Please copy every line of the records below that holds the word "sind".

============

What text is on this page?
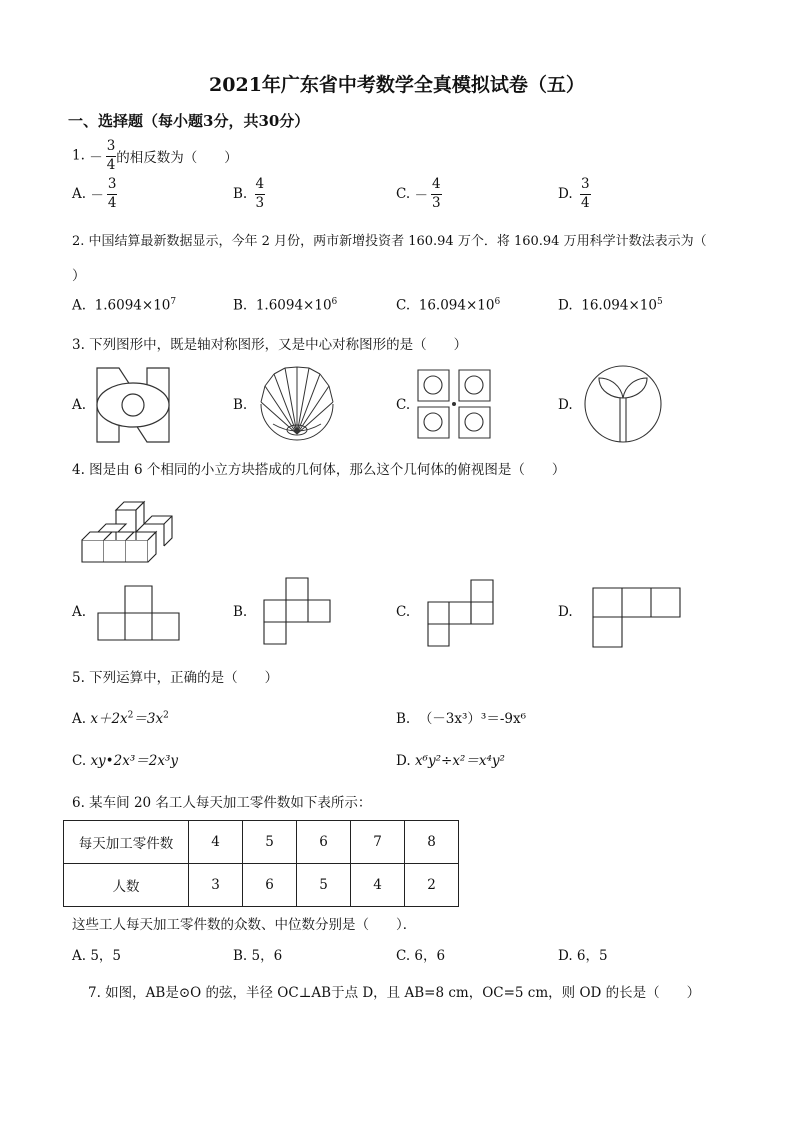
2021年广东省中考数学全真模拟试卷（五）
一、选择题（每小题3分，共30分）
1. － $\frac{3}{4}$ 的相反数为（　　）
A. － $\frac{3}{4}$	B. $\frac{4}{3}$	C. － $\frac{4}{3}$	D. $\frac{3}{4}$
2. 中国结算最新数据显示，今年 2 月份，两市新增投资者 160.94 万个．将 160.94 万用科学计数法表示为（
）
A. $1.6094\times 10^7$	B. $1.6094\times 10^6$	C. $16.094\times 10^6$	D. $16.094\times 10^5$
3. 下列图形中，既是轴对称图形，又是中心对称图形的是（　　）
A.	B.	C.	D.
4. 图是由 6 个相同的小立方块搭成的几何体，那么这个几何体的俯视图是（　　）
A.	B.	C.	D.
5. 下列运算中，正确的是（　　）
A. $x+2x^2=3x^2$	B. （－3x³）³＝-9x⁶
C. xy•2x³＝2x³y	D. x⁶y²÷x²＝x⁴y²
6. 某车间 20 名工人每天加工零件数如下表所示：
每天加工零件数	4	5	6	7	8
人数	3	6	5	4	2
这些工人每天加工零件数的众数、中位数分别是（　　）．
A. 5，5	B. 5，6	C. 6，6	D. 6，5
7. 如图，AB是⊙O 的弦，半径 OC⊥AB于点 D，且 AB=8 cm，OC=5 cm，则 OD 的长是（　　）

============

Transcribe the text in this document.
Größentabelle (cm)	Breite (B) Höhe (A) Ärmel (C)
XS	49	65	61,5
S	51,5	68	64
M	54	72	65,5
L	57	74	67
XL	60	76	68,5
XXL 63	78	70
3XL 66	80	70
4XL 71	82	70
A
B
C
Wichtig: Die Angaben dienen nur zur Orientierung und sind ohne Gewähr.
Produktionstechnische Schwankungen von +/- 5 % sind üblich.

============

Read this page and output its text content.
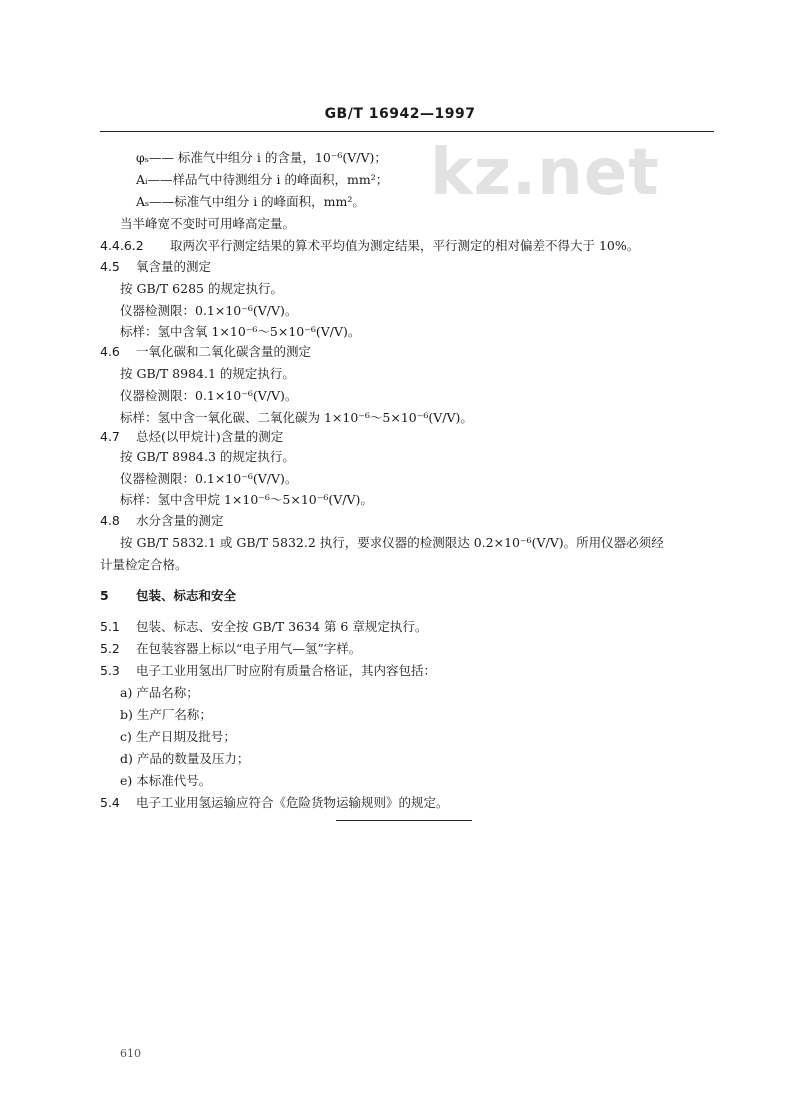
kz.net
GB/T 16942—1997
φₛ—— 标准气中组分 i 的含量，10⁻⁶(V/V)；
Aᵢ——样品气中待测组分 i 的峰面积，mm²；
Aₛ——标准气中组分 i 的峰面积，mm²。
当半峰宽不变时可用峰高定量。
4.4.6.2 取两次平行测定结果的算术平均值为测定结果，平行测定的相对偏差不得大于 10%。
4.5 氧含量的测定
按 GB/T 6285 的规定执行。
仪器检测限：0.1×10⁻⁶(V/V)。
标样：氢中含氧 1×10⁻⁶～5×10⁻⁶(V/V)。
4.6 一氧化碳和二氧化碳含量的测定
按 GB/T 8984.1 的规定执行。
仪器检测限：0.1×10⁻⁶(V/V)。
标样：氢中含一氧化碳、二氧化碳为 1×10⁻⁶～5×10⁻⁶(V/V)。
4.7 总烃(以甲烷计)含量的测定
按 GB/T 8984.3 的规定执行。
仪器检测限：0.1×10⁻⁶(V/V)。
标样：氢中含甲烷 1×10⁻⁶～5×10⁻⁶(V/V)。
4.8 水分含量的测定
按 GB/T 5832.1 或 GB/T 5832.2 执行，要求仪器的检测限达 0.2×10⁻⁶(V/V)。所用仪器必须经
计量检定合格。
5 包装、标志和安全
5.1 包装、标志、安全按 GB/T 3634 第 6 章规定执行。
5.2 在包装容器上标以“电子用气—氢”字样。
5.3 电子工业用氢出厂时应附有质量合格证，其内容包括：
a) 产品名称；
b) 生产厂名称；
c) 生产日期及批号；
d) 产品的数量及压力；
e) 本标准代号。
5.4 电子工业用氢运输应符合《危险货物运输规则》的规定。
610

============

Written answer:
Wichtig: Die Angaben dienen nur zur Orientierung und sind ohne Gewähr.
Produktionstechnische Schwankungen von +/- 5 % sind üblich.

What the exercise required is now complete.